THINGS TO DO ::
1) Translate this sentence from the extract on blood coagulation testing into Spanish: "An object of the present invention is to obviate the above mentioned disadvantages."
2) Carry on the patent extract about the blood coagulation testing capsule from the point where it stops.

EXTRACT TO READ ::
- - - - - - -
According to one variant of this test, proposed by Soulier, it is possible to replace the floating plasma by natural freshly drawn blood.
If the concentration of the factors I, II, V, VII and X of the tested blood is normal, the coagulation time is of the order of 10 to 15 seconds, according to the activity of the thromboplastine used. On the other hand, a coagulation time greater than the value obtained with normal blood indicates a deficiency of one or more factors without, however, indicating which one; other kinds of tests enable these factors to be identified.
The measurement of this coagulation time, originally effected by means of a simple chronometer which an operator stopped in an empiric manner, on the basis of a visual estimation of the state of coagulation reached by the composite liquid under examination, has for some time been carried out automaticaly by means of various forms of apparatus capable of measuring the time necessary for the formation of a clot in the composite liquid.
Although such apparatus have helped to improve the accuracy of coagulation time measurements, and to accelerate, to some extent, the performance of Quick or Soulier tests as such, these tests still are however, a relatively complex operation, notably as regards their preparation which requires delicate manipulations, in particular liquid metering operations, requiring fairly substantial equipment and also qualified personnel.
An object of the present invention is to obviate the above mentioned disadvantages.
'It is a further object of this invention to provide a viscosimeter capsule wherein thrombokinase can be employed without problems of its instability being encountered.
Another object of this invention is to provide a viscosity testing capsule wherein sodium citrate or oxalate and thrombokinase are combined within one chamber thereof.
Another object of this invention is to provide a blood coagulation testing capsule wherein a blood sample may be indefinitely stored prior to a coagulation test.
A further object of this invention is to provide a capsule for containing a blood sample and the necessary solutions for determining the coagulation time of said sample.
The device provided by the present invention comprises a first enclosure containing a suspension of at least one blood coagulation factor in a solution of a blood anticoagulant and intended to receive a metered quantity of blood to be tested, a second enclosure containing a solution of a calcium salt, a passage connecting said first and second enclosures, and removable means for closing off said passage.
- - - - - - -
DATASET ENTRIES ::
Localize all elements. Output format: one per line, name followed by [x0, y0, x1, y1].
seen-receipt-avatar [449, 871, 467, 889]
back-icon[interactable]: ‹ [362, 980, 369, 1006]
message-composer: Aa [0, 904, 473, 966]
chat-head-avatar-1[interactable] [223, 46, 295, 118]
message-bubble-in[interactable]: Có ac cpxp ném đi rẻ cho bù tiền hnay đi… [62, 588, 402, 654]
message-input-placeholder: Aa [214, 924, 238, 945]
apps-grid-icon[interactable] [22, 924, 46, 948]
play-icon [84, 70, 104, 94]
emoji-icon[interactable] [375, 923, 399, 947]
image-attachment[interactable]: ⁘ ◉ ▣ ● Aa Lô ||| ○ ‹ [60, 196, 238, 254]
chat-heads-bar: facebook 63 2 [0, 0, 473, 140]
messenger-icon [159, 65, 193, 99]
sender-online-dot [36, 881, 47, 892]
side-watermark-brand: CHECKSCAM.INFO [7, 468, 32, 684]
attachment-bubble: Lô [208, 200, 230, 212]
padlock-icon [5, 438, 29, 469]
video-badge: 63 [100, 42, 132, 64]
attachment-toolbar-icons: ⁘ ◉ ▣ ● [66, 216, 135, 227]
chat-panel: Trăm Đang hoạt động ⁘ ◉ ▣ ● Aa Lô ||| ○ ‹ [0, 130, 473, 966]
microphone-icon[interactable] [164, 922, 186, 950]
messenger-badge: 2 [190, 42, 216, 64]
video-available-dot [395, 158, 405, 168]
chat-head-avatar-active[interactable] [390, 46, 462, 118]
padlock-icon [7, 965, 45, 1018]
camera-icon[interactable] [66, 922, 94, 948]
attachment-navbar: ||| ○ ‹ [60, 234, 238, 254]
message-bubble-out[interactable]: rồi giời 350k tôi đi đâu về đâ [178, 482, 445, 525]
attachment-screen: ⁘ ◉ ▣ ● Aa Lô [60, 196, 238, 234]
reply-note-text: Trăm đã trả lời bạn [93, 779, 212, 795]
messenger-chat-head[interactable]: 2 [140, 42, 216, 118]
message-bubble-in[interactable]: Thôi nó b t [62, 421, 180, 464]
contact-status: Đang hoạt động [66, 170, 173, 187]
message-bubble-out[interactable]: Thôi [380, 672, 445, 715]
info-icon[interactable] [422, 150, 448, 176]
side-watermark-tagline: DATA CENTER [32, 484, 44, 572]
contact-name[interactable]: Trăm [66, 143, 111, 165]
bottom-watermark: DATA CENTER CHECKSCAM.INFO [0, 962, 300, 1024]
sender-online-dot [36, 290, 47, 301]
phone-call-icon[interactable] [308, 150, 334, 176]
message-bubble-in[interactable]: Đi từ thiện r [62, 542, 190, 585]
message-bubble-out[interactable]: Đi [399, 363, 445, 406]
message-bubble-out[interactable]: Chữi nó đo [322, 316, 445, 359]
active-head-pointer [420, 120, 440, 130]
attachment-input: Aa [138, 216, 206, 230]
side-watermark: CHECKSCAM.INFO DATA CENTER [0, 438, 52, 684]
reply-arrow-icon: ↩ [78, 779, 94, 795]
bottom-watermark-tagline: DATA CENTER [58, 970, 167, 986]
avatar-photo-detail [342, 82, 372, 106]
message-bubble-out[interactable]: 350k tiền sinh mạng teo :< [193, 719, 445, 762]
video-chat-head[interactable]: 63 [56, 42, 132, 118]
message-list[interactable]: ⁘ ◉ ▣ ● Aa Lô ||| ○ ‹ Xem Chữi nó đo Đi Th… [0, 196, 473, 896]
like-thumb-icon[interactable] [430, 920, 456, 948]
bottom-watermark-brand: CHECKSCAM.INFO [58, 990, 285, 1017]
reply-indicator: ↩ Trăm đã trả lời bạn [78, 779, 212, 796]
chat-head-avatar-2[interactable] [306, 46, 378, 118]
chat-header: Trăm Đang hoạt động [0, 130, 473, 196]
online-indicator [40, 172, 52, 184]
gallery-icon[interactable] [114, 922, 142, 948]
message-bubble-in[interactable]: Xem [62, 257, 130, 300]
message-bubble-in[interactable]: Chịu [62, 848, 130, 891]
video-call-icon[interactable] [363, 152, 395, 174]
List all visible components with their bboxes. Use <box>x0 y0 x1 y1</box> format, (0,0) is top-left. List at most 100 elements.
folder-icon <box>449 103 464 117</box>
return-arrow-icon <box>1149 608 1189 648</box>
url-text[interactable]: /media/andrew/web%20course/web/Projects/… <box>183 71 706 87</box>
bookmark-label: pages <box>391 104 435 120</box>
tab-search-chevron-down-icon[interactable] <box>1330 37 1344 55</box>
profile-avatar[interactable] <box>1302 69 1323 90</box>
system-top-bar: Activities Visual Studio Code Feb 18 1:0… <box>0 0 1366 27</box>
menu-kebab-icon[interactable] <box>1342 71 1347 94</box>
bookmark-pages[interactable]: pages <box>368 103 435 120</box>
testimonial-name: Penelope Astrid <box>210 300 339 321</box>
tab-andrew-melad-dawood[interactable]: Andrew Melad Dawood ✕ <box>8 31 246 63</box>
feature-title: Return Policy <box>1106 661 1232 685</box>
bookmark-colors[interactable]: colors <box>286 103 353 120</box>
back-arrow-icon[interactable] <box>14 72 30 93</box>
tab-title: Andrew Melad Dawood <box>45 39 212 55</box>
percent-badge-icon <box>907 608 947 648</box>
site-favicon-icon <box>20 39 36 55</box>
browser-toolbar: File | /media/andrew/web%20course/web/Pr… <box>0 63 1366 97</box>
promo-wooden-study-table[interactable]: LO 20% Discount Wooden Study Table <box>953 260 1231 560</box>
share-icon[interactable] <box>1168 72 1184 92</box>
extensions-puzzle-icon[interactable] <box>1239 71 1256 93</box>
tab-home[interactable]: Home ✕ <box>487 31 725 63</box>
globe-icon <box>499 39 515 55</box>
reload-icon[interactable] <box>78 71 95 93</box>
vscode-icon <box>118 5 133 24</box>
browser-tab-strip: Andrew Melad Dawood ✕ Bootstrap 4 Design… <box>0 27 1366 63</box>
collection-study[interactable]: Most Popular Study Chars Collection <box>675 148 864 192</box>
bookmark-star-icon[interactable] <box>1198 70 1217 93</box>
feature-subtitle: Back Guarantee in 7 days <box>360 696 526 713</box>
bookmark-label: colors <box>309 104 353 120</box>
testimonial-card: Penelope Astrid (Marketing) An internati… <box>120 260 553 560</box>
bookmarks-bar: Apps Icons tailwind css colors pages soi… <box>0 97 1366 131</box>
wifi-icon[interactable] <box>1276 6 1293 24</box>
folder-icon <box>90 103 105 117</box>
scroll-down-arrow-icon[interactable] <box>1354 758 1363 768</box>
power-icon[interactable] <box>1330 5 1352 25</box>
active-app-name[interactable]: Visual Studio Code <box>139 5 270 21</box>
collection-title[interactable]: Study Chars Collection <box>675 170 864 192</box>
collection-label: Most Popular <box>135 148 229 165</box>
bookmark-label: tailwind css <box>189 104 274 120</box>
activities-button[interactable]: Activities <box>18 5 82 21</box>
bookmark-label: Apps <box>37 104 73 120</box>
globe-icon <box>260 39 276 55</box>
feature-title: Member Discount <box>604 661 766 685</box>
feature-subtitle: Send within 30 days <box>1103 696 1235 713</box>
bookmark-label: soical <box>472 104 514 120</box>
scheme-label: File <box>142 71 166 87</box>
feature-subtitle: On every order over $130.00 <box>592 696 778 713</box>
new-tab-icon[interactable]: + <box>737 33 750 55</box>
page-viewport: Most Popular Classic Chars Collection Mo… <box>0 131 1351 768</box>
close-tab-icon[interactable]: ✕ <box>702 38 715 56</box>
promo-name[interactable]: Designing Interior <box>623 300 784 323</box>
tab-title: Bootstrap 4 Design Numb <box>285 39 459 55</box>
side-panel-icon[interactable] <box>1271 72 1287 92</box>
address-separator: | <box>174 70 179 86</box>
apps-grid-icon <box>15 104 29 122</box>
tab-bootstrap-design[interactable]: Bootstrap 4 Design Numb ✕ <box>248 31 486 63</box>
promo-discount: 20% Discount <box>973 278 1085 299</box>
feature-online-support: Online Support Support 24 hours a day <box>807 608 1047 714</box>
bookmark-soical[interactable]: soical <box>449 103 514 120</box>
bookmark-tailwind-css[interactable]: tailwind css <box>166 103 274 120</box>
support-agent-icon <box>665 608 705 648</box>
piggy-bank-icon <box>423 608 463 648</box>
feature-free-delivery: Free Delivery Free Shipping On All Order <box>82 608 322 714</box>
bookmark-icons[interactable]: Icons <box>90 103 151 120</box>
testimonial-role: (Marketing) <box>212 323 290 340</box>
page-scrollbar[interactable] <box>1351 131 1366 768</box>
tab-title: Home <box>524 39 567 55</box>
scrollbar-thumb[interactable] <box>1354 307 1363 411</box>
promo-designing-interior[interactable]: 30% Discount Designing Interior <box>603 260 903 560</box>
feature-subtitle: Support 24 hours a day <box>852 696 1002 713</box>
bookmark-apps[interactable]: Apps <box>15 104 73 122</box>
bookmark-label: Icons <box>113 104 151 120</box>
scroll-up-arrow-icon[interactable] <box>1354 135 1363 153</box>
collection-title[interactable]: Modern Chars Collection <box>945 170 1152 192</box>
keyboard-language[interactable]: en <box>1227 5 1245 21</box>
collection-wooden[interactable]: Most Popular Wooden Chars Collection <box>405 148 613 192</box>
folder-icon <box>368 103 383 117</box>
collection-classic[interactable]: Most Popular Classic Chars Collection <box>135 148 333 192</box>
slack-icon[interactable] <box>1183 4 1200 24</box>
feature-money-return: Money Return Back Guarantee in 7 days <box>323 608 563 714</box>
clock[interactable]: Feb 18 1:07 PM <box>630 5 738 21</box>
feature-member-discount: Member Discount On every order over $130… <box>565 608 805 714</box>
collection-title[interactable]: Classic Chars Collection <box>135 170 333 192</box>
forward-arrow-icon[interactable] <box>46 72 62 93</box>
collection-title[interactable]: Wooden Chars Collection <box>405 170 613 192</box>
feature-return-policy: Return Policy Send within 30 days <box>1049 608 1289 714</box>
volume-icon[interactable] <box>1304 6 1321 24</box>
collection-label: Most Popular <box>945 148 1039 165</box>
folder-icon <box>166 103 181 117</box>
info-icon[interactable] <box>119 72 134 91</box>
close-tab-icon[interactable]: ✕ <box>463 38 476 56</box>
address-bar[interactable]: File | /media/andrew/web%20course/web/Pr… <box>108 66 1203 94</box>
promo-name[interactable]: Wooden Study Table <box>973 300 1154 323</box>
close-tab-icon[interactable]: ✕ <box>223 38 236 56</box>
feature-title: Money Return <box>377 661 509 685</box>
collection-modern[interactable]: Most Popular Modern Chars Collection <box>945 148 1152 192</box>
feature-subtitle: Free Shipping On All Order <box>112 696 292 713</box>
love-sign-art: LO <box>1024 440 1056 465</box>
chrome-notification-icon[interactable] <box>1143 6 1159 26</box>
- - - - - - -
SOLVED PROBLEMS ::
1) Un objeto de la presente invención es obviar los inconvenientes mencionados anteriormente.

2)
As for the method of operating this device, it comprises introducing a metered quantity of blood into said first enclosure, heating the contents of both enclosures to a temperature of 37 C., removing said closing-off means to cause the contents of said first enclosure to mix with the contents of said second enclosure, and measuring the time taken by the resulting mixture to acquire by coagulation a predetermined degree of viscosity.
In the accompanying diagrammatic drawings:
FIG. 1 is a vertical section through one form of embodiment of the device provided by the invention;
FIGS. 2, 3 and 4 are cross-sections along lines II-II, IIIIII and IVIV, respectively, through the device illustrated in FIG. 1; a
FIGS. 5, 6 and 7 illustrate three successive phases of one method of operating the device illustrated in FIG.
FIGS 8, 9 and 10 are views similar to those of FIGS. to 7, and show a second method of operating the device illustrated in FIG. 1.
The device shown in FIGS. 1 to 4 comprises two tubular elements 1 and 2, of plastic material, for example polyethylene or polypropylene, secured to one another by interengagement. In a preferred embodiment, this device has a total length of about 2.5 cm. and an external diameter of about one centimeter.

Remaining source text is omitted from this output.